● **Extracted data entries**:
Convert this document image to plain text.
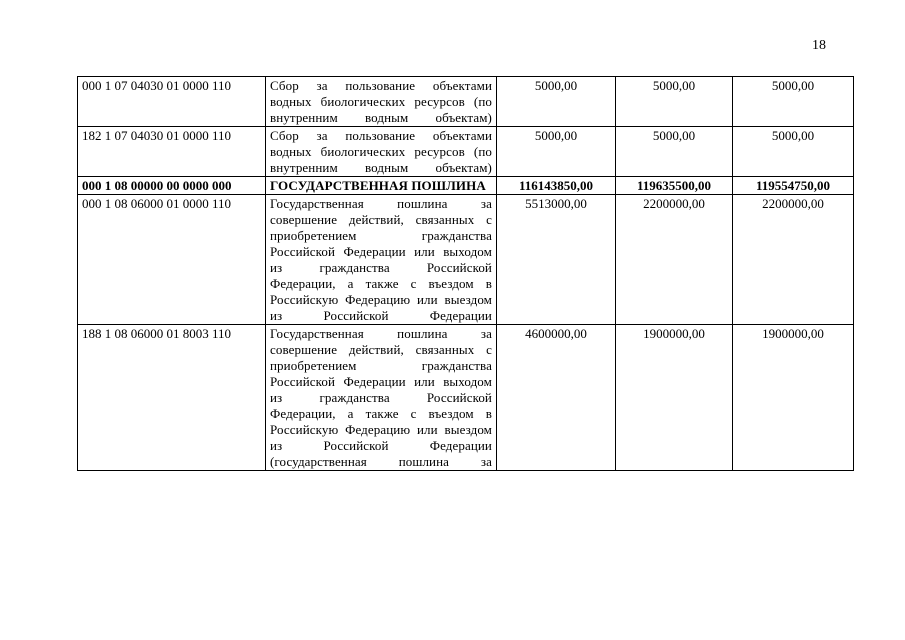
18
000 1 07 04030 01 0000 110	Сбор за пользование объектами водных биологических ресурсов (по внутренним водным объектам)	5000,00	5000,00	5000,00
182 1 07 04030 01 0000 110	Сбор за пользование объектами водных биологических ресурсов (по внутренним водным объектам)	5000,00	5000,00	5000,00
000 1 08 00000 00 0000 000	ГОСУДАРСТВЕННАЯ ПОШЛИНА	116143850,00	119635500,00	119554750,00
000 1 08 06000 01 0000 110	Государственная пошлина за совершение действий, связанных с приобретением гражданства Российской Федерации или выходом из гражданства Российской Федерации, а также с въездом в Российскую Федерацию или выездом из Российской Федерации	5513000,00	2200000,00	2200000,00
188 1 08 06000 01 8003 110	Государственная пошлина за совершение действий, связанных с приобретением гражданства Российской Федерации или выходом из гражданства Российской Федерации, а также с въездом в Российскую Федерацию или выездом из Российской Федерации (государственная пошлина за	4600000,00	1900000,00	1900000,00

● **Goal of the exercise**:
Each line that has the word "водным" should be copied.

● **Completed exercise**:
000 1 07 04030 01 0000 110	Сбор за пользование объектами водных биологических ресурсов (по внутренним водным объектам)	5000,00	5000,00	5000,00
182 1 07 04030 01 0000 110	Сбор за пользование объектами водных биологических ресурсов (по внутренним водным объектам)	5000,00	5000,00	5000,00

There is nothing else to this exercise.